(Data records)
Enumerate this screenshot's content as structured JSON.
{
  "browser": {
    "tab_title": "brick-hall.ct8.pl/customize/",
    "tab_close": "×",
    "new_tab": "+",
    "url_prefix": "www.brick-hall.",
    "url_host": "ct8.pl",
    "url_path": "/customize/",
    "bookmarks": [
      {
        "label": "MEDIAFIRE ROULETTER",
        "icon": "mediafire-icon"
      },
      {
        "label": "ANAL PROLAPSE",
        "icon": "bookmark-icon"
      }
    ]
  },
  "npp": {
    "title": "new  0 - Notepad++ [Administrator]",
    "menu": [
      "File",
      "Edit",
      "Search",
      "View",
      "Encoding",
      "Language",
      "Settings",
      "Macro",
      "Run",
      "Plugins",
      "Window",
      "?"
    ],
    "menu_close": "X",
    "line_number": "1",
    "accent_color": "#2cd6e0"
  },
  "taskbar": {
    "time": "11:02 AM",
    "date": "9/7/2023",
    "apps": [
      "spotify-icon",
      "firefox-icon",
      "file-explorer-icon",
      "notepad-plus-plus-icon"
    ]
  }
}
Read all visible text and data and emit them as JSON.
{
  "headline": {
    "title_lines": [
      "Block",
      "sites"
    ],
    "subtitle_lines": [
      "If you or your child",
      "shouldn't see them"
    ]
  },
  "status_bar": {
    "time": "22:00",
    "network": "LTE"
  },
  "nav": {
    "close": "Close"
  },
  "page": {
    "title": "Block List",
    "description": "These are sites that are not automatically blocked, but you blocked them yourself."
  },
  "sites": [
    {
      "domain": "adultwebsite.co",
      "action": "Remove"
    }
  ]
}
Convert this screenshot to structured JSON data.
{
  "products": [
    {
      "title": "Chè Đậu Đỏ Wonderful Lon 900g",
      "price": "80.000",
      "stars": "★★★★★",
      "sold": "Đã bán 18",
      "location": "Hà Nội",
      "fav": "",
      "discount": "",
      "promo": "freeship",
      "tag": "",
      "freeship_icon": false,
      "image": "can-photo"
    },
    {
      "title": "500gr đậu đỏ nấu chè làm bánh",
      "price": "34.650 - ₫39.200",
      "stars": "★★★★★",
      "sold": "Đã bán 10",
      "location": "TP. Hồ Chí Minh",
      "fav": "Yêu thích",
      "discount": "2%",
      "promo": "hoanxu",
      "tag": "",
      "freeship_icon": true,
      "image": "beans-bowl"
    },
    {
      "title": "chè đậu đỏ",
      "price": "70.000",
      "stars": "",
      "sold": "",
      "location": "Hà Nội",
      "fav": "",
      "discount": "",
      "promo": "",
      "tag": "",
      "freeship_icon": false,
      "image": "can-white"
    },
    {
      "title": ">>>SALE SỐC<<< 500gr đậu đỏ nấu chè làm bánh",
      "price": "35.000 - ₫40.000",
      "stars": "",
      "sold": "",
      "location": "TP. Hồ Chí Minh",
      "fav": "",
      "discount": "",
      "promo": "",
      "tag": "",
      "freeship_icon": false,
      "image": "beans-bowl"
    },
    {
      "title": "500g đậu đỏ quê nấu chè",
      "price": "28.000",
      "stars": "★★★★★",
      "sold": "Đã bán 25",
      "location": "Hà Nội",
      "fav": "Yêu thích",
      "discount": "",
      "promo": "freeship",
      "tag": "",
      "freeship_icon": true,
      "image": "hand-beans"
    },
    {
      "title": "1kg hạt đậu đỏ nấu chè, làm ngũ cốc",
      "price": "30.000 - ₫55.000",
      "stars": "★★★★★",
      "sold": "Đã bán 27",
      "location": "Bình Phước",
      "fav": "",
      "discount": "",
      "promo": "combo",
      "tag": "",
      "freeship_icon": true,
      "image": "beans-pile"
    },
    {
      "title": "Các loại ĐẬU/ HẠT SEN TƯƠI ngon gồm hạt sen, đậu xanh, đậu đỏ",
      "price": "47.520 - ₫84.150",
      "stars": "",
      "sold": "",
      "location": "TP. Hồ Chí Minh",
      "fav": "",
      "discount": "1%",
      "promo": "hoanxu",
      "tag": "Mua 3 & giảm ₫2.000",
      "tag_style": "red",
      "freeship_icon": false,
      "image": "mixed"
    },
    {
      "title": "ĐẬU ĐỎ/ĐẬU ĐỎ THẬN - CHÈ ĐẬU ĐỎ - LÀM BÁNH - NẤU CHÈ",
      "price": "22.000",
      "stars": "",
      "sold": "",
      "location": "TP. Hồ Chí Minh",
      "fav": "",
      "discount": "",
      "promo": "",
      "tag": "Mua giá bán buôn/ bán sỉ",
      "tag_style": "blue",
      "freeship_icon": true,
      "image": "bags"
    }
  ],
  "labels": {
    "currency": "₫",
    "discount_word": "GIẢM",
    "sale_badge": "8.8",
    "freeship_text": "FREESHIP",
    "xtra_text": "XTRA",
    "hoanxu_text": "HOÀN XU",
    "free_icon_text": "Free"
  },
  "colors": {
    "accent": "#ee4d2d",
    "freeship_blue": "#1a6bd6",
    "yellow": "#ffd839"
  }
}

AIM OF THE EXERCISE: Extract every record and return it verbatim.

RESPONSE TO THE EXERCISE:
Enumerate this screenshot's content as structured JSON.
{
  "browser": {
    "tab_title": "brick-hall.ct8.pl/customize/",
    "tab_close": "×",
    "new_tab": "+",
    "url_prefix": "www.brick-hall.",
    "url_host": "ct8.pl",
    "url_path": "/customize/",
    "bookmarks": [
      {
        "label": "MEDIAFIRE ROULETTER",
        "icon": "mediafire-icon"
      },
      {
        "label": "ANAL PROLAPSE",
        "icon": "bookmark-icon"
      }
    ]
  },
  "npp": {
    "title": "new  0 - Notepad++ [Administrator]",
    "menu": [
      "File",
      "Edit",
      "Search",
      "View",
      "Encoding",
      "Language",
      "Settings",
      "Macro",
      "Run",
      "Plugins",
      "Window",
      "?"
    ],
    "menu_close": "X",
    "line_number": "1",
    "accent_color": "#2cd6e0"
  },
  "taskbar": {
    "time": "11:02 AM",
    "date": "9/7/2023",
    "apps": [
      "spotify-icon",
      "firefox-icon",
      "file-explorer-icon",
      "notepad-plus-plus-icon"
    ]
  }
}
Read all visible text and data and emit them as JSON.
{
  "headline": {
    "title_lines": [
      "Block",
      "sites"
    ],
    "subtitle_lines": [
      "If you or your child",
      "shouldn't see them"
    ]
  },
  "status_bar": {
    "time": "22:00",
    "network": "LTE"
  },
  "nav": {
    "close": "Close"
  },
  "page": {
    "title": "Block List",
    "description": "These are sites that are not automatically blocked, but you blocked them yourself."
  },
  "sites": [
    {
      "domain": "adultwebsite.co",
      "action": "Remove"
    }
  ]
}
Convert this screenshot to structured JSON data.
{
  "products": [
    {
      "title": "Chè Đậu Đỏ Wonderful Lon 900g",
      "price": "80.000",
      "stars": "★★★★★",
      "sold": "Đã bán 18",
      "location": "Hà Nội",
      "fav": "",
      "discount": "",
      "promo": "freeship",
      "tag": "",
      "freeship_icon": false,
      "image": "can-photo"
    },
    {
      "title": "500gr đậu đỏ nấu chè làm bánh",
      "price": "34.650 - ₫39.200",
      "stars": "★★★★★",
      "sold": "Đã bán 10",
      "location": "TP. Hồ Chí Minh",
      "fav": "Yêu thích",
      "discount": "2%",
      "promo": "hoanxu",
      "tag": "",
      "freeship_icon": true,
      "image": "beans-bowl"
    },
    {
      "title": "chè đậu đỏ",
      "price": "70.000",
      "stars": "",
      "sold": "",
      "location": "Hà Nội",
      "fav": "",
      "discount": "",
      "promo": "",
      "tag": "",
      "freeship_icon": false,
      "image": "can-white"
    },
    {
      "title": ">>>SALE SỐC<<< 500gr đậu đỏ nấu chè làm bánh",
      "price": "35.000 - ₫40.000",
      "stars": "",
      "sold": "",
      "location": "TP. Hồ Chí Minh",
      "fav": "",
      "discount": "",
      "promo": "",
      "tag": "",
      "freeship_icon": false,
      "image": "beans-bowl"
    },
    {
      "title": "500g đậu đỏ quê nấu chè",
      "price": "28.000",
      "stars": "★★★★★",
      "sold": "Đã bán 25",
      "location": "Hà Nội",
      "fav": "Yêu thích",
      "discount": "",
      "promo": "freeship",
      "tag": "",
      "freeship_icon": true,
      "image": "hand-beans"
    },
    {
      "title": "1kg hạt đậu đỏ nấu chè, làm ngũ cốc",
      "price": "30.000 - ₫55.000",
      "stars": "★★★★★",
      "sold": "Đã bán 27",
      "location": "Bình Phước",
      "fav": "",
      "discount": "",
      "promo": "combo",
      "tag": "",
      "freeship_icon": true,
      "image": "beans-pile"
    },
    {
      "title": "Các loại ĐẬU/ HẠT SEN TƯƠI ngon gồm hạt sen, đậu xanh, đậu đỏ",
      "price": "47.520 - ₫84.150",
      "stars": "",
      "sold": "",
      "location": "TP. Hồ Chí Minh",
      "fav": "",
      "discount": "1%",
      "promo": "hoanxu",
      "tag": "Mua 3 & giảm ₫2.000",
      "tag_style": "red",
      "freeship_icon": false,
      "image": "mixed"
    },
    {
      "title": "ĐẬU ĐỎ/ĐẬU ĐỎ THẬN - CHÈ ĐẬU ĐỎ - LÀM BÁNH - NẤU CHÈ",
      "price": "22.000",
      "stars": "",
      "sold": "",
      "location": "TP. Hồ Chí Minh",
      "fav": "",
      "discount": "",
      "promo": "",
      "tag": "Mua giá bán buôn/ bán sỉ",
      "tag_style": "blue",
      "freeship_icon": true,
      "image": "bags"
    }
  ],
  "labels": {
    "currency": "₫",
    "discount_word": "GIẢM",
    "sale_badge": "8.8",
    "freeship_text": "FREESHIP",
    "xtra_text": "XTRA",
    "hoanxu_text": "HOÀN XU",
    "free_icon_text": "Free"
  },
  "colors": {
    "accent": "#ee4d2d",
    "freeship_blue": "#1a6bd6",
    "yellow": "#ffd839"
  }
}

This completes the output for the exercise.